- **Instruction**:
Examine each line of the data. Copy those that contain the string "indicators".
____ Exercise input
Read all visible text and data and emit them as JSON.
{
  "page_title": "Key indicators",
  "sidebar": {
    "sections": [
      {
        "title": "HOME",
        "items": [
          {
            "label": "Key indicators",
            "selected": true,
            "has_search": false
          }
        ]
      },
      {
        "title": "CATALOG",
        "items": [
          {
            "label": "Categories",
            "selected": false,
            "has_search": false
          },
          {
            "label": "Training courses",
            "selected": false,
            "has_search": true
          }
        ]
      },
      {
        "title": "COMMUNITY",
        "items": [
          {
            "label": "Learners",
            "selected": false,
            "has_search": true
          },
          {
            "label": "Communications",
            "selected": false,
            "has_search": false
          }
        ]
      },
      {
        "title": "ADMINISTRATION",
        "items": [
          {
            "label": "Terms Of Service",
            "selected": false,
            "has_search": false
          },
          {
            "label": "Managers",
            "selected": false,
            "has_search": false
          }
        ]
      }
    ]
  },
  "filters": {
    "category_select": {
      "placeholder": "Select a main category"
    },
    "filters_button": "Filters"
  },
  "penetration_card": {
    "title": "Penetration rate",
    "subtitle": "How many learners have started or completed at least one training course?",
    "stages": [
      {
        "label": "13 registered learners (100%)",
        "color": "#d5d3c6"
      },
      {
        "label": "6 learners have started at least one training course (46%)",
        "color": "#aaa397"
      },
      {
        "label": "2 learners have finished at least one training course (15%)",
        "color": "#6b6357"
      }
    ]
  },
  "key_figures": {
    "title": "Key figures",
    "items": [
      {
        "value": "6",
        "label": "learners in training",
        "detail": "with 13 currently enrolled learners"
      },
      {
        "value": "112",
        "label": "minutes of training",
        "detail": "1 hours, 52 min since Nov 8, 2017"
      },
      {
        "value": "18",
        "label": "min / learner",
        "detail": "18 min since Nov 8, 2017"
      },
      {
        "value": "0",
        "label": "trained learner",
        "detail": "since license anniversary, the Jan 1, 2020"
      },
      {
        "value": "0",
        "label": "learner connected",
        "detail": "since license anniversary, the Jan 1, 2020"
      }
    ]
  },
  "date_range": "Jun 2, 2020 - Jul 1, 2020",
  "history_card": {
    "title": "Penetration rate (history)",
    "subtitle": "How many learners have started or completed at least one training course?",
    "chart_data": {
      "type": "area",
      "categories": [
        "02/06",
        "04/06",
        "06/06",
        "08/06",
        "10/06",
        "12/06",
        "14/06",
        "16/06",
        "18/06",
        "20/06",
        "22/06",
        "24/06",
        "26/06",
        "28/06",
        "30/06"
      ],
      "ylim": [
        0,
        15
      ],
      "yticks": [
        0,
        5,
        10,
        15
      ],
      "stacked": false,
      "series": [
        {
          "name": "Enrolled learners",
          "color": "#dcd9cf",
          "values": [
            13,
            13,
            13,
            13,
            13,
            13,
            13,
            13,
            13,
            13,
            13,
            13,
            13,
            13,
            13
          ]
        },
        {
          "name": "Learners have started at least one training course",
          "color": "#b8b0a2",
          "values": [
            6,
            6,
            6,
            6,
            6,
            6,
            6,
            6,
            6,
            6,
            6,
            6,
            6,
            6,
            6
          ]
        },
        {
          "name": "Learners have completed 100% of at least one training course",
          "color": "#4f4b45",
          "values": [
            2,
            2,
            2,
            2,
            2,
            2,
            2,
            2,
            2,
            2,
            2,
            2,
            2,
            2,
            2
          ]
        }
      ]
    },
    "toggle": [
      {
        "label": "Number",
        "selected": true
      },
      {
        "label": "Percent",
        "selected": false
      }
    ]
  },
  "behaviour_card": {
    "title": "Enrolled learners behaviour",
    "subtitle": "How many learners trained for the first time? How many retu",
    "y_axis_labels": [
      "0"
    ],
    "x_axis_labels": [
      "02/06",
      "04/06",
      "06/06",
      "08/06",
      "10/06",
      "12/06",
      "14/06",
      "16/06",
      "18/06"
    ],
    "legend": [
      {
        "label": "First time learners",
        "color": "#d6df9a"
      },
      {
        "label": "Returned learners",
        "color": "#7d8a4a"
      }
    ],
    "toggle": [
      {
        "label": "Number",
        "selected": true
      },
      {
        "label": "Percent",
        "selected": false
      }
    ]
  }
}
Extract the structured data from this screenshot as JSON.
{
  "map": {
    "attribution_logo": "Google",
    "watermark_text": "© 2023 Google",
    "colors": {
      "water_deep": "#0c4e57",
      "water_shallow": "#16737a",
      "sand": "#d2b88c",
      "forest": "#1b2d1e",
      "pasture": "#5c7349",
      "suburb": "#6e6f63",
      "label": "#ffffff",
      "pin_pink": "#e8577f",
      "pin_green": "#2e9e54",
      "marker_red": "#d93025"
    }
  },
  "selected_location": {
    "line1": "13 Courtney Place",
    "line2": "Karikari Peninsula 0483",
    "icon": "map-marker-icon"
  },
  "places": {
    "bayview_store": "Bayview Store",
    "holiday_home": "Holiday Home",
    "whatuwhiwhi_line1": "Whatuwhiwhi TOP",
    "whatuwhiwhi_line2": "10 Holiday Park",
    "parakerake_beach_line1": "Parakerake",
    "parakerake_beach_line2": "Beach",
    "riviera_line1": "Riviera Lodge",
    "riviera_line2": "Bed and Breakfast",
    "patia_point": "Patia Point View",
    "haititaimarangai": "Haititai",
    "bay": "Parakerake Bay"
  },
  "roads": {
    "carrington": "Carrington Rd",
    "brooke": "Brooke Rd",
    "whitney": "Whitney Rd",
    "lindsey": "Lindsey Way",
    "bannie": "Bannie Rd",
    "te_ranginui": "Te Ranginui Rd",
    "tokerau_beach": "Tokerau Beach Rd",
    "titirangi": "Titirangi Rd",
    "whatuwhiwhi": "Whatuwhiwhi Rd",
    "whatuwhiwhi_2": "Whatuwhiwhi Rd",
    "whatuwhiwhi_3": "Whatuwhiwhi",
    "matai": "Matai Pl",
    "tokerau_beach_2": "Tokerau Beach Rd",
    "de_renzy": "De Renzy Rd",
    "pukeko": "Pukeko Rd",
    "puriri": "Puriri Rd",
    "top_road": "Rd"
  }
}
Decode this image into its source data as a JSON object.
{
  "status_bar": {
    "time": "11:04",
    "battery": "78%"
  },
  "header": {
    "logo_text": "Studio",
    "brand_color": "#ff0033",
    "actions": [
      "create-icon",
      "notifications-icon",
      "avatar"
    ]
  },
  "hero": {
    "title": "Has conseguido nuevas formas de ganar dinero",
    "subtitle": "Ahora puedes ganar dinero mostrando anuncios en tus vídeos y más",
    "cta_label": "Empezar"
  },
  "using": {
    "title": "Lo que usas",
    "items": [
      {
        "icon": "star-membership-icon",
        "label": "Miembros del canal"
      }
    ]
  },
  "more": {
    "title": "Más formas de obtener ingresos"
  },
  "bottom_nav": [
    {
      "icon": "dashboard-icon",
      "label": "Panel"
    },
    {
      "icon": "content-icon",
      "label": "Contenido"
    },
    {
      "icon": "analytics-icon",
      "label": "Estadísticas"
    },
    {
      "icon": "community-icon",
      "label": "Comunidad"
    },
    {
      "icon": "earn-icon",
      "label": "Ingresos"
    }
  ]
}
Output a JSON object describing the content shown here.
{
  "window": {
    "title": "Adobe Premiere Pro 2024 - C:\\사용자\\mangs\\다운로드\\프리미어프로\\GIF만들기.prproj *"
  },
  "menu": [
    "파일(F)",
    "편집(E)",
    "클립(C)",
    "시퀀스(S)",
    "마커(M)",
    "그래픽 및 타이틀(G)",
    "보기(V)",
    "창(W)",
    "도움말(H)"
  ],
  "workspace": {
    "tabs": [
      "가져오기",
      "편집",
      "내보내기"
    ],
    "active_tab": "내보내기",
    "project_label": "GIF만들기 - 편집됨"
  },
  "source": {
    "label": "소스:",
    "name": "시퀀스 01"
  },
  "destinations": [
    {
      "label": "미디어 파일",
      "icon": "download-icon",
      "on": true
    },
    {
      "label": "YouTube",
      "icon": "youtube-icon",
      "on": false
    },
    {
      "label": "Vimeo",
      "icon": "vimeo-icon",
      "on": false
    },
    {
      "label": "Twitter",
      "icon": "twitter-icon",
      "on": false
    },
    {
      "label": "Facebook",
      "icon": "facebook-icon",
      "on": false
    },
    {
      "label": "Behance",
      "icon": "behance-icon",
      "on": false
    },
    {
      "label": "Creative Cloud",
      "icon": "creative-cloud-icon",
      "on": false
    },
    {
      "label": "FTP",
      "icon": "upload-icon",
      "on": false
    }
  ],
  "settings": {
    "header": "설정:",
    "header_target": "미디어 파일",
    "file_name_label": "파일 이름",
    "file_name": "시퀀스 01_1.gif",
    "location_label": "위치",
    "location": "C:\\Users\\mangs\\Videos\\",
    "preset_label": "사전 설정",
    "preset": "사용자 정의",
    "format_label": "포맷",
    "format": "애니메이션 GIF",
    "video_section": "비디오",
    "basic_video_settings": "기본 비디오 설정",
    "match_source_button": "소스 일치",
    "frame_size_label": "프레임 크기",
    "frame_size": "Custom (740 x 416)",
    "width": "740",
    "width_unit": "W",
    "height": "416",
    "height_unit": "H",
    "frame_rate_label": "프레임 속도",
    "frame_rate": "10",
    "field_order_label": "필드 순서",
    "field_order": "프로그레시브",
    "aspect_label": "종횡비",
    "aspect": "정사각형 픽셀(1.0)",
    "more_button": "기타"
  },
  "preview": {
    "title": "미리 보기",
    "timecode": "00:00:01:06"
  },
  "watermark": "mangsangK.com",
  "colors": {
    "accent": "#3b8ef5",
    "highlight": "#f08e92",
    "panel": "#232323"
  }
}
________
- **Exercise response**:
  "page_title": "Key indicators",
            "label": "Key indicators",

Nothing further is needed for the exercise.